• What is required: Work through the records below and copy every line that includes "asasask".

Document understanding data
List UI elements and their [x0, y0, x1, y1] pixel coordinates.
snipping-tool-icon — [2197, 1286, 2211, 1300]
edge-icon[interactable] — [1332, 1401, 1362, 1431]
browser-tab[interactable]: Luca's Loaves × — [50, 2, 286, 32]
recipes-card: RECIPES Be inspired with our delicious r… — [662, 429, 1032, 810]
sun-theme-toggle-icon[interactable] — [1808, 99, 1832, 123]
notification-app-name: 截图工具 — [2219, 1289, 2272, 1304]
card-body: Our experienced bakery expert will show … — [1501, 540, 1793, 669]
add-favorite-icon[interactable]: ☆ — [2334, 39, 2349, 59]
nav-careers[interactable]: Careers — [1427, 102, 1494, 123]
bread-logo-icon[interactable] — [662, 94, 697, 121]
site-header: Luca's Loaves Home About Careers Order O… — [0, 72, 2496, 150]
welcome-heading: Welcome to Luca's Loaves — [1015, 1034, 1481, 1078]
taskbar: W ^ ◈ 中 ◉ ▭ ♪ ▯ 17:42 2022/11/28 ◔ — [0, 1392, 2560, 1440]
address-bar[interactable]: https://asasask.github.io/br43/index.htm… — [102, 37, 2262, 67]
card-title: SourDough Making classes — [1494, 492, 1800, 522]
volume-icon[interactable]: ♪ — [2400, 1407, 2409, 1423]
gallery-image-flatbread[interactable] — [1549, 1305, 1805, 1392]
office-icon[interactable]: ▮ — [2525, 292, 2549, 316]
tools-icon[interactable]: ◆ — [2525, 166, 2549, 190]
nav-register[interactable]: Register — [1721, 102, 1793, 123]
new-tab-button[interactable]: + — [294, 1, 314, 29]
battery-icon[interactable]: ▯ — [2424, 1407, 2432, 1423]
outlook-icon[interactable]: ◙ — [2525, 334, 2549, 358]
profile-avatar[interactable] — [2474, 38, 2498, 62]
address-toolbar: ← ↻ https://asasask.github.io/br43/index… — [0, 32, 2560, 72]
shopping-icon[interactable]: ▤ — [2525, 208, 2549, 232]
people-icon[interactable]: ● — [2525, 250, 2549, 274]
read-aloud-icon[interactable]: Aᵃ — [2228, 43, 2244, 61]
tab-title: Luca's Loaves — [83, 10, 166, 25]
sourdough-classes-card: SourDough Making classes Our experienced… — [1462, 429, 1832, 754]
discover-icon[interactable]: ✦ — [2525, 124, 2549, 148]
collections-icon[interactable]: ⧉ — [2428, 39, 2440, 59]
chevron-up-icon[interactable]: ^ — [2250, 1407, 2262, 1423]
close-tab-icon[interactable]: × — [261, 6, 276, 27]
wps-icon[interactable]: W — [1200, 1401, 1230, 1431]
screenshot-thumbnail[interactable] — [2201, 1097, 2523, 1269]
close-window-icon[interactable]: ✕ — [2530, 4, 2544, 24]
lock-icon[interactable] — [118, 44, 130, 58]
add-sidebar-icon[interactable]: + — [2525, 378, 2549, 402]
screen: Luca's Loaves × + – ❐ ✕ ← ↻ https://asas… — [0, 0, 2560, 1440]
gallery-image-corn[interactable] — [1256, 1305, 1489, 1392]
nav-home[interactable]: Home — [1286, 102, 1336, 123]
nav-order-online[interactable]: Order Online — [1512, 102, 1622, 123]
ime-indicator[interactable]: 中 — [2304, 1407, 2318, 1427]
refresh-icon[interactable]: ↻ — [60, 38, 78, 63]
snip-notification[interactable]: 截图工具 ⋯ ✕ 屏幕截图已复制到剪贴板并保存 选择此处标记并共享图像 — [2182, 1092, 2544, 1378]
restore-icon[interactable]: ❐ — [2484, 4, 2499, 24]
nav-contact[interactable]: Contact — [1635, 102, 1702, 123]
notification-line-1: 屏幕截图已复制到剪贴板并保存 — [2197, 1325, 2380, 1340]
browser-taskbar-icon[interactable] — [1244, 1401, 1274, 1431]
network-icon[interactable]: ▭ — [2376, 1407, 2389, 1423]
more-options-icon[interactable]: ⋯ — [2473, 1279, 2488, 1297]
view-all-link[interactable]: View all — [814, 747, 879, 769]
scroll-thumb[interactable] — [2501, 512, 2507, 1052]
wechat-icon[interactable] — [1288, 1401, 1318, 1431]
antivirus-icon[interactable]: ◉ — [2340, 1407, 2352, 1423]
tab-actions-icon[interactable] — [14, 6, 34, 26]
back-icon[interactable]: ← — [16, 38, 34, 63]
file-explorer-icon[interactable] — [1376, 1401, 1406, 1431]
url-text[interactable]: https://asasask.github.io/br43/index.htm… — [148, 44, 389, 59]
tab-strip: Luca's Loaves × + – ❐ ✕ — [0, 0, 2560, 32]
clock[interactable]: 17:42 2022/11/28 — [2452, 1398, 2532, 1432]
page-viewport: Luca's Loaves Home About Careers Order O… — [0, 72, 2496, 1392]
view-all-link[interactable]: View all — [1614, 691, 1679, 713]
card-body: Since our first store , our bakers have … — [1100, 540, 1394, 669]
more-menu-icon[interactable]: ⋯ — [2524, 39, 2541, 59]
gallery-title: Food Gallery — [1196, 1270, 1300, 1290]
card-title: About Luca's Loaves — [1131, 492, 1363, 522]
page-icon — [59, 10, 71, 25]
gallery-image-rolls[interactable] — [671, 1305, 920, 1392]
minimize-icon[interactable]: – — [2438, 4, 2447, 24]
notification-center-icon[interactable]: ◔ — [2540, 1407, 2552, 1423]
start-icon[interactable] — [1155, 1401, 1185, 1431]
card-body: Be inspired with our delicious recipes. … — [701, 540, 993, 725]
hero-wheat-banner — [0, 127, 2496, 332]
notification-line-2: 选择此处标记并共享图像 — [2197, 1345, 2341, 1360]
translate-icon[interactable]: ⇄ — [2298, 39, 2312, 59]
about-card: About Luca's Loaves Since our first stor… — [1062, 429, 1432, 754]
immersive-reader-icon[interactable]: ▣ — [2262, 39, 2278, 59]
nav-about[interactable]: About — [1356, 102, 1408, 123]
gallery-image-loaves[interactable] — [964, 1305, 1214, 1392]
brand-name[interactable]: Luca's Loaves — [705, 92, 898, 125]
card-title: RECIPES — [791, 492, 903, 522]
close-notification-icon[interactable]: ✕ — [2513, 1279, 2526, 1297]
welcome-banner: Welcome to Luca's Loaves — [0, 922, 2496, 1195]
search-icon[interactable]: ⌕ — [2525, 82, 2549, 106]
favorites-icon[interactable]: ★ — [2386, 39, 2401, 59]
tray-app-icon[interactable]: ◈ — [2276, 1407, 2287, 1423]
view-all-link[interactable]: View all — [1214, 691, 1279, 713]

• Result:
address-bar[interactable]: https://asasask.github.io/br43/index.htm… — [102, 37, 2262, 67]
address-toolbar: ← ↻ https://asasask.github.io/br43/index… — [0, 32, 2560, 72]
url-text[interactable]: https://asasask.github.io/br43/index.htm… — [148, 44, 389, 59]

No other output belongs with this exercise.